Reproduce every record below exactly as written, leaving out any pictures.

* start *

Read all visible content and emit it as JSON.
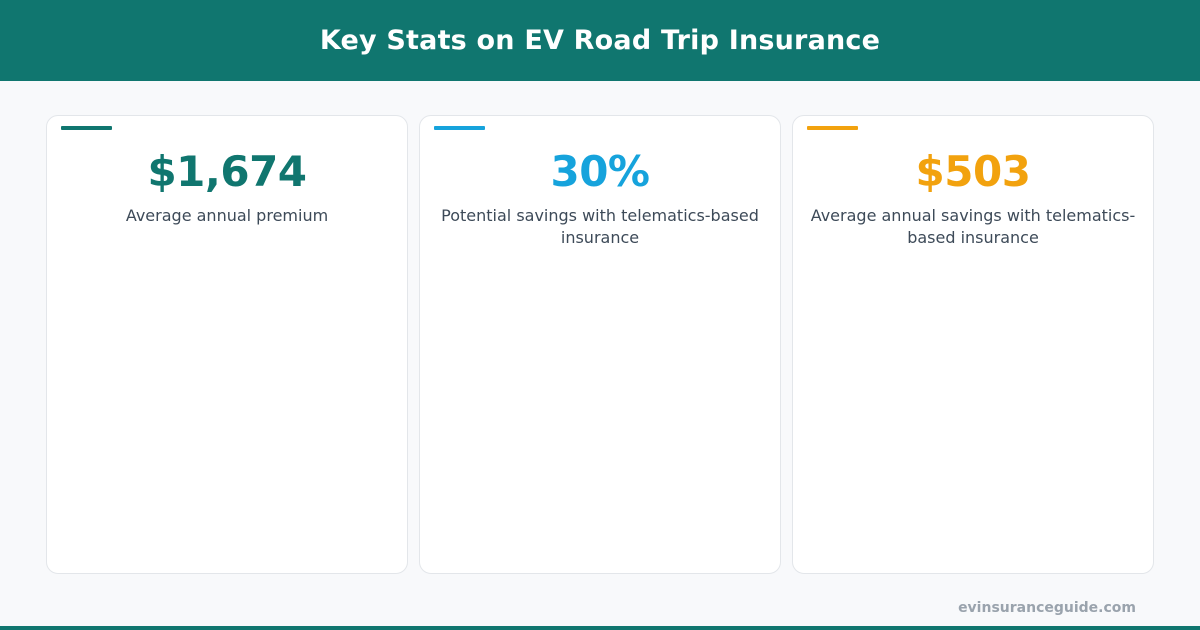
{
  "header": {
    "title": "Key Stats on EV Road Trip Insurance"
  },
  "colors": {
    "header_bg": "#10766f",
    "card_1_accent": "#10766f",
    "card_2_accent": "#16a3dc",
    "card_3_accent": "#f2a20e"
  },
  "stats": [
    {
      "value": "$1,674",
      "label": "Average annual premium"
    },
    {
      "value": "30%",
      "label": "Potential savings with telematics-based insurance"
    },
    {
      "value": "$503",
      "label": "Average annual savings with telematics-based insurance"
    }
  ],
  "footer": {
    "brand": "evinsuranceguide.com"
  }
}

* end *

▶ _Task result_
Read all visible content and emit it as JSON.
{
  "header": {
    "title": "Key Stats on EV Road Trip Insurance"
  },
  "colors": {
    "header_bg": "#10766f",
    "card_1_accent": "#10766f",
    "card_2_accent": "#16a3dc",
    "card_3_accent": "#f2a20e"
  },
  "stats": [
    {
      "value": "$1,674",
      "label": "Average annual premium"
    },
    {
      "value": "30%",
      "label": "Potential savings with telematics-based insurance"
    },
    {
      "value": "$503",
      "label": "Average annual savings with telematics-based insurance"
    }
  ],
  "footer": {
    "brand": "evinsuranceguide.com"
  }
}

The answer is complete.